----- Record set

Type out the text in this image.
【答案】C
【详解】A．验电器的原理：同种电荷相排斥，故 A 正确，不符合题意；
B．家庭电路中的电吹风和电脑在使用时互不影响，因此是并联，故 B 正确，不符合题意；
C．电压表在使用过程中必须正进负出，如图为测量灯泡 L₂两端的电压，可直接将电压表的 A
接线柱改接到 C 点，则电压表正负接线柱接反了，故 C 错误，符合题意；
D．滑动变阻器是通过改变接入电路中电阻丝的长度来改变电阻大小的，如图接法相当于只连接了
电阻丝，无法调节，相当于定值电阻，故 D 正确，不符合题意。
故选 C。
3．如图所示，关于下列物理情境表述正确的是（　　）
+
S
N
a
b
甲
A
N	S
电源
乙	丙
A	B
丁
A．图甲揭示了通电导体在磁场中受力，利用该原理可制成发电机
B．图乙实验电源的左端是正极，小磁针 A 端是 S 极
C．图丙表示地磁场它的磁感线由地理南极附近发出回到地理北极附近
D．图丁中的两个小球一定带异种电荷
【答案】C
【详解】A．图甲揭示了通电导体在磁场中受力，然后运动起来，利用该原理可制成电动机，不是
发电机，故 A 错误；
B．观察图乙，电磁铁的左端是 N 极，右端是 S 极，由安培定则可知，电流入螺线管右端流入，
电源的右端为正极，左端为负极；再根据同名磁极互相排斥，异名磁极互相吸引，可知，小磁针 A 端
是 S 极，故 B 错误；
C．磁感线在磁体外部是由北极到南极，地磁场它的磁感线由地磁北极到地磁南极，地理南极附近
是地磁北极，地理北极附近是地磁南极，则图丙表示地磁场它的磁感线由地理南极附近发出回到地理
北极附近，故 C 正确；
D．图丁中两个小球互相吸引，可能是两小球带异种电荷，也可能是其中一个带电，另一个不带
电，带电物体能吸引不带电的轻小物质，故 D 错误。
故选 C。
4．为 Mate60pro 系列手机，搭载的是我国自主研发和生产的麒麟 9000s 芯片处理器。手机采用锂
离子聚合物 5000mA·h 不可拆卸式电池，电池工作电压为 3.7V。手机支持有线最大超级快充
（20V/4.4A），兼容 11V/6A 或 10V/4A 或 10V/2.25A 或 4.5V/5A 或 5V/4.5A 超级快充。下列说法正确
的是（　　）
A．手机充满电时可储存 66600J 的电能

----------
----- Record set

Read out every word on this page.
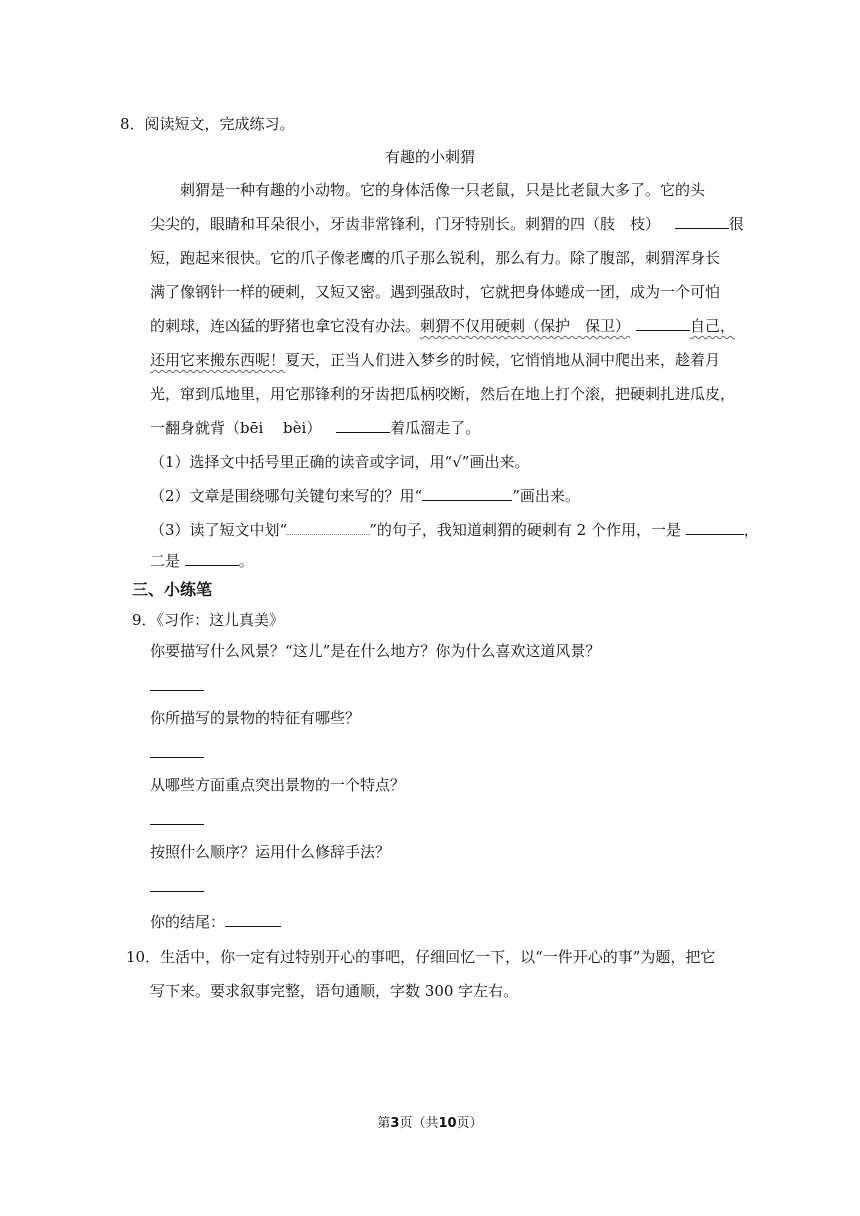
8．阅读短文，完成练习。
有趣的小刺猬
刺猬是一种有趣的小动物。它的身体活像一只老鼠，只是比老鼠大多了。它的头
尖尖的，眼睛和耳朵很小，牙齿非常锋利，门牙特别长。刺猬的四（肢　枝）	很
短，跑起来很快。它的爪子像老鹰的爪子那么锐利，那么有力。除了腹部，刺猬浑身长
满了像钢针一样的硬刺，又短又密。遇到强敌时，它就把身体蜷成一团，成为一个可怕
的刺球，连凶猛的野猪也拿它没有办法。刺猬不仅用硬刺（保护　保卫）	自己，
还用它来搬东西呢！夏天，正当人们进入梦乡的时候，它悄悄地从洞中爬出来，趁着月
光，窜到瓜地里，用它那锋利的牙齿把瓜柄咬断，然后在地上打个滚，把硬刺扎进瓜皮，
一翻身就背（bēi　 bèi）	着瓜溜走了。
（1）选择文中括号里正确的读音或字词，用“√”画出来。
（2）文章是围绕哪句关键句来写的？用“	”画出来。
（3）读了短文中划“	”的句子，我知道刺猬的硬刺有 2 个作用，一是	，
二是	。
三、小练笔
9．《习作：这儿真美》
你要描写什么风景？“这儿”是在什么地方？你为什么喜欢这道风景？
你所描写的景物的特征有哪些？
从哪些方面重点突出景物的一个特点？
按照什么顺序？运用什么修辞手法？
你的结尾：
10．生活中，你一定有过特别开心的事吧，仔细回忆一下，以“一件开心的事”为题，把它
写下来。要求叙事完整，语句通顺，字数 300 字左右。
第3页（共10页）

----------

## What to do
Using the listing above, gather each line that holds the string "图甲揭示了通电导体在磁场中受力" and copy it.

## Result of this exercise
A．图甲揭示了通电导体在磁场中受力，利用该原理可制成发电机
【详解】A．图甲揭示了通电导体在磁场中受力，然后运动起来，利用该原理可制成电动机，不是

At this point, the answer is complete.